Entries:
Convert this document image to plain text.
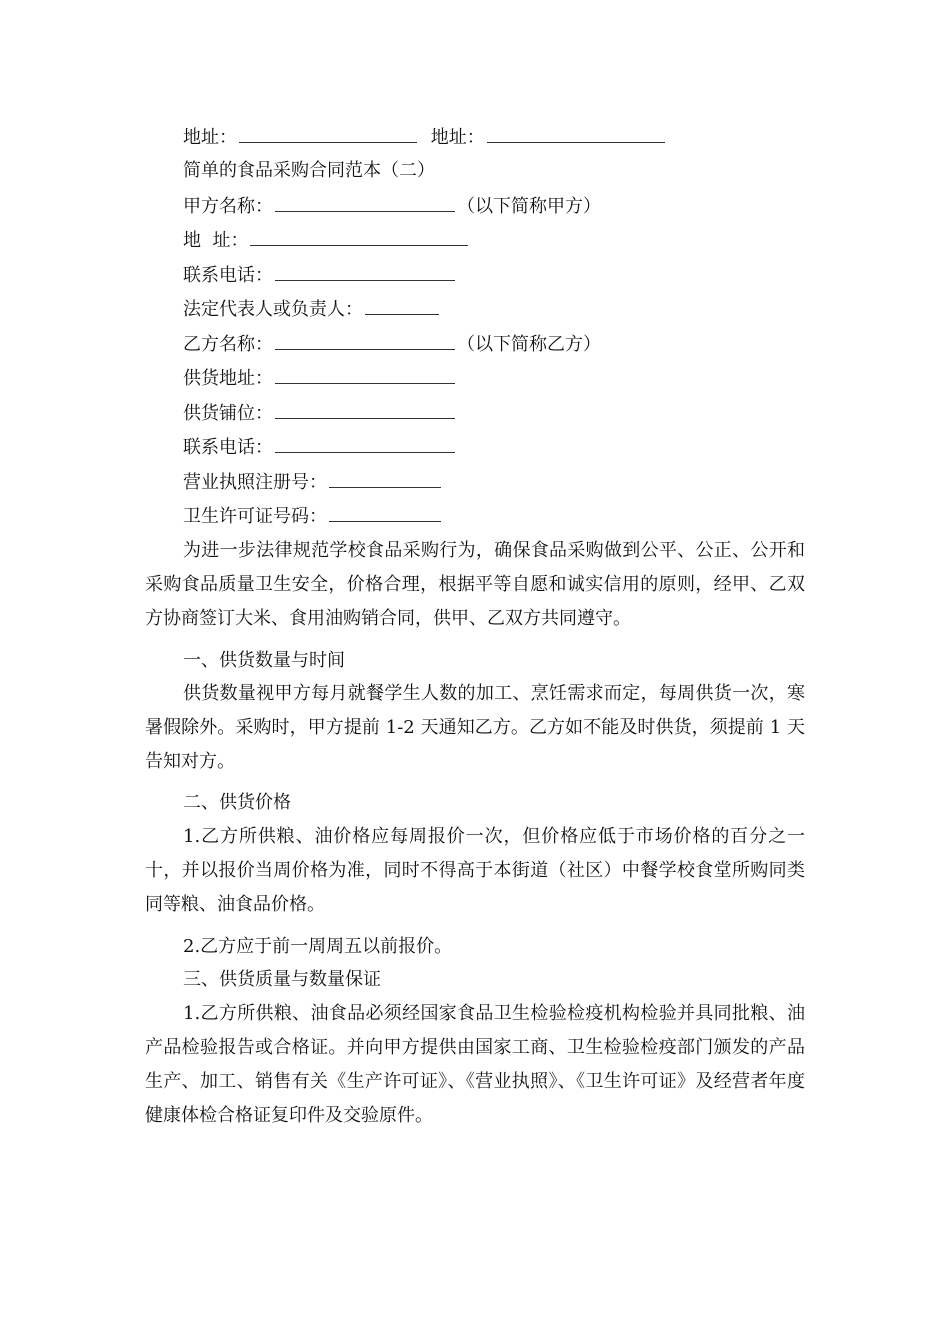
地址：	地址：
简单的食品采购合同范本（二）
甲方名称：	（以下简称甲方）
地  址：
联系电话：
法定代表人或负责人：
乙方名称：	（以下简称乙方）
供货地址：
供货铺位：
联系电话：
营业执照注册号：
卫生许可证号码：
为进一步法律规范学校食品采购行为，确保食品采购做到公平、公正、公开和采购食品质量卫生安全，价格合理，根据平等自愿和诚实信用的原则，经甲、乙双方协商签订大米、食用油购销合同，供甲、乙双方共同遵守。
一、供货数量与时间
供货数量视甲方每月就餐学生人数的加工、烹饪需求而定，每周供货一次，寒暑假除外。采购时，甲方提前 1-2 天通知乙方。乙方如不能及时供货，须提前 1 天告知对方。
二、供货价格
1.乙方所供粮、油价格应每周报价一次，但价格应低于市场价格的百分之一十，并以报价当周价格为准，同时不得高于本街道（社区）中餐学校食堂所购同类同等粮、油食品价格。
2.乙方应于前一周周五以前报价。
三、供货质量与数量保证
1.乙方所供粮、油食品必须经国家食品卫生检验检疫机构检验并具同批粮、油产品检验报告或合格证。并向甲方提供由国家工商、卫生检验检疫部门颁发的产品生产、加工、销售有关《生产许可证》、《营业执照》、《卫生许可证》及经营者年度健康体检合格证复印件及交验原件。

Request:
Using the records above, output their complete text exactly, minus any images.

The reply:
Convert this document image to plain text.
地址：	地址：
简单的食品采购合同范本（二）
甲方名称：	（以下简称甲方）
地  址：
联系电话：
法定代表人或负责人：
乙方名称：	（以下简称乙方）
供货地址：
供货铺位：
联系电话：
营业执照注册号：
卫生许可证号码：
为进一步法律规范学校食品采购行为，确保食品采购做到公平、公正、公开和采购食品质量卫生安全，价格合理，根据平等自愿和诚实信用的原则，经甲、乙双方协商签订大米、食用油购销合同，供甲、乙双方共同遵守。
一、供货数量与时间
供货数量视甲方每月就餐学生人数的加工、烹饪需求而定，每周供货一次，寒暑假除外。采购时，甲方提前 1-2 天通知乙方。乙方如不能及时供货，须提前 1 天告知对方。
二、供货价格
1.乙方所供粮、油价格应每周报价一次，但价格应低于市场价格的百分之一十，并以报价当周价格为准，同时不得高于本街道（社区）中餐学校食堂所购同类同等粮、油食品价格。
2.乙方应于前一周周五以前报价。
三、供货质量与数量保证
1.乙方所供粮、油食品必须经国家食品卫生检验检疫机构检验并具同批粮、油产品检验报告或合格证。并向甲方提供由国家工商、卫生检验检疫部门颁发的产品生产、加工、销售有关《生产许可证》、《营业执照》、《卫生许可证》及经营者年度健康体检合格证复印件及交验原件。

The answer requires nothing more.